[start of Data shown]

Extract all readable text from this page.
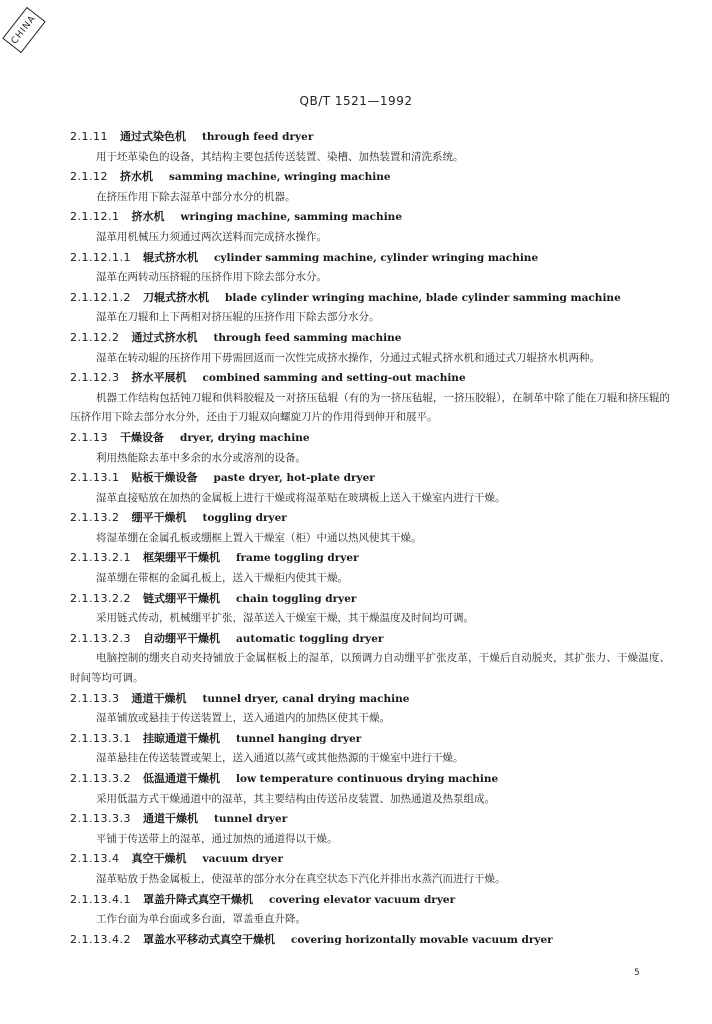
CHINA
QB/T 1521—1992
2.1.11 通过式染色机 through feed dryer
用于坯革染色的设备，其结构主要包括传送装置、染槽、加热装置和清洗系统。
2.1.12 挤水机 samming machine, wringing machine
在挤压作用下除去湿革中部分水分的机器。
2.1.12.1 挤水机 wringing machine, samming machine
湿革用机械压力须通过两次送料而完成挤水操作。
2.1.12.1.1 辊式挤水机 cylinder samming machine, cylinder wringing machine
湿革在两转动压挤辊的压挤作用下除去部分水分。
2.1.12.1.2 刀辊式挤水机 blade cylinder wringing machine, blade cylinder samming machine
湿革在刀辊和上下两相对挤压辊的压挤作用下除去部分水分。
2.1.12.2 通过式挤水机 through feed samming machine
湿革在转动辊的压挤作用下毋需回返而一次性完成挤水操作，分通过式辊式挤水机和通过式刀辊挤水机两种。
2.1.12.3 挤水平展机 combined samming and setting-out machine
机器工作结构包括钝刀辊和供料胶辊及一对挤压毡辊（有的为一挤压毡辊，一挤压胶辊），在制革中除了能在刀辊和挤压辊的压挤作用下除去部分水分外，还由于刀辊双向螺旋刀片的作用得到伸开和展平。
2.1.13 干燥设备 dryer, drying machine
利用热能除去革中多余的水分或溶剂的设备。
2.1.13.1 贴板干燥设备 paste dryer, hot-plate dryer
湿革直接贴放在加热的金属板上进行干燥或将湿革贴在玻璃板上送入干燥室内进行干燥。
2.1.13.2 绷平干燥机 toggling dryer
将湿革绷在金属孔板或绷框上置入干燥室（柜）中通以热风使其干燥。
2.1.13.2.1 框架绷平干燥机 frame toggling dryer
湿革绷在带框的金属孔板上，送入干燥柜内使其干燥。
2.1.13.2.2 链式绷平干燥机 chain toggling dryer
采用链式传动，机械绷平扩张，湿革送入干燥室干燥，其干燥温度及时间均可调。
2.1.13.2.3 自动绷平干燥机 automatic toggling dryer
电脑控制的绷夹自动夹持铺放于金属框板上的湿革，以预调力自动绷平扩张皮革，干燥后自动脱夹，其扩张力、干燥温度、时间等均可调。
2.1.13.3 通道干燥机 tunnel dryer, canal drying machine
湿革铺放或悬挂于传送装置上，送入通道内的加热区使其干燥。
2.1.13.3.1 挂晾通道干燥机 tunnel hanging dryer
湿革悬挂在传送装置或架上，送入通道以蒸气或其他热源的干燥室中进行干燥。
2.1.13.3.2 低温通道干燥机 low temperature continuous drying machine
采用低温方式干燥通道中的湿革，其主要结构由传送吊皮装置、加热通道及热泵组成。
2.1.13.3.3 通道干燥机 tunnel dryer
平铺于传送带上的湿革，通过加热的通道得以干燥。
2.1.13.4 真空干燥机 vacuum dryer
湿革贴放于热金属板上，使湿革的部分水分在真空状态下汽化并排出水蒸汽而进行干燥。
2.1.13.4.1 罩盖升降式真空干燥机 covering elevator vacuum dryer
工作台面为单台面或多台面，罩盖垂直升降。
2.1.13.4.2 罩盖水平移动式真空干燥机 covering horizontally movable vacuum dryer
5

[end of Data shown]

Your task is an exact transcription of all the data, minus the pictures.

Extract all readable text from this page.
CHINA
QB/T 1521—1992
2.1.11 通过式染色机 through feed dryer
用于坯革染色的设备，其结构主要包括传送装置、染槽、加热装置和清洗系统。
2.1.12 挤水机 samming machine, wringing machine
在挤压作用下除去湿革中部分水分的机器。
2.1.12.1 挤水机 wringing machine, samming machine
湿革用机械压力须通过两次送料而完成挤水操作。
2.1.12.1.1 辊式挤水机 cylinder samming machine, cylinder wringing machine
湿革在两转动压挤辊的压挤作用下除去部分水分。
2.1.12.1.2 刀辊式挤水机 blade cylinder wringing machine, blade cylinder samming machine
湿革在刀辊和上下两相对挤压辊的压挤作用下除去部分水分。
2.1.12.2 通过式挤水机 through feed samming machine
湿革在转动辊的压挤作用下毋需回返而一次性完成挤水操作，分通过式辊式挤水机和通过式刀辊挤水机两种。
2.1.12.3 挤水平展机 combined samming and setting-out machine
机器工作结构包括钝刀辊和供料胶辊及一对挤压毡辊（有的为一挤压毡辊，一挤压胶辊），在制革中除了能在刀辊和挤压辊的压挤作用下除去部分水分外，还由于刀辊双向螺旋刀片的作用得到伸开和展平。
2.1.13 干燥设备 dryer, drying machine
利用热能除去革中多余的水分或溶剂的设备。
2.1.13.1 贴板干燥设备 paste dryer, hot-plate dryer
湿革直接贴放在加热的金属板上进行干燥或将湿革贴在玻璃板上送入干燥室内进行干燥。
2.1.13.2 绷平干燥机 toggling dryer
将湿革绷在金属孔板或绷框上置入干燥室（柜）中通以热风使其干燥。
2.1.13.2.1 框架绷平干燥机 frame toggling dryer
湿革绷在带框的金属孔板上，送入干燥柜内使其干燥。
2.1.13.2.2 链式绷平干燥机 chain toggling dryer
采用链式传动，机械绷平扩张，湿革送入干燥室干燥，其干燥温度及时间均可调。
2.1.13.2.3 自动绷平干燥机 automatic toggling dryer
电脑控制的绷夹自动夹持铺放于金属框板上的湿革，以预调力自动绷平扩张皮革，干燥后自动脱夹，其扩张力、干燥温度、时间等均可调。
2.1.13.3 通道干燥机 tunnel dryer, canal drying machine
湿革铺放或悬挂于传送装置上，送入通道内的加热区使其干燥。
2.1.13.3.1 挂晾通道干燥机 tunnel hanging dryer
湿革悬挂在传送装置或架上，送入通道以蒸气或其他热源的干燥室中进行干燥。
2.1.13.3.2 低温通道干燥机 low temperature continuous drying machine
采用低温方式干燥通道中的湿革，其主要结构由传送吊皮装置、加热通道及热泵组成。
2.1.13.3.3 通道干燥机 tunnel dryer
平铺于传送带上的湿革，通过加热的通道得以干燥。
2.1.13.4 真空干燥机 vacuum dryer
湿革贴放于热金属板上，使湿革的部分水分在真空状态下汽化并排出水蒸汽而进行干燥。
2.1.13.4.1 罩盖升降式真空干燥机 covering elevator vacuum dryer
工作台面为单台面或多台面，罩盖垂直升降。
2.1.13.4.2 罩盖水平移动式真空干燥机 covering horizontally movable vacuum dryer
5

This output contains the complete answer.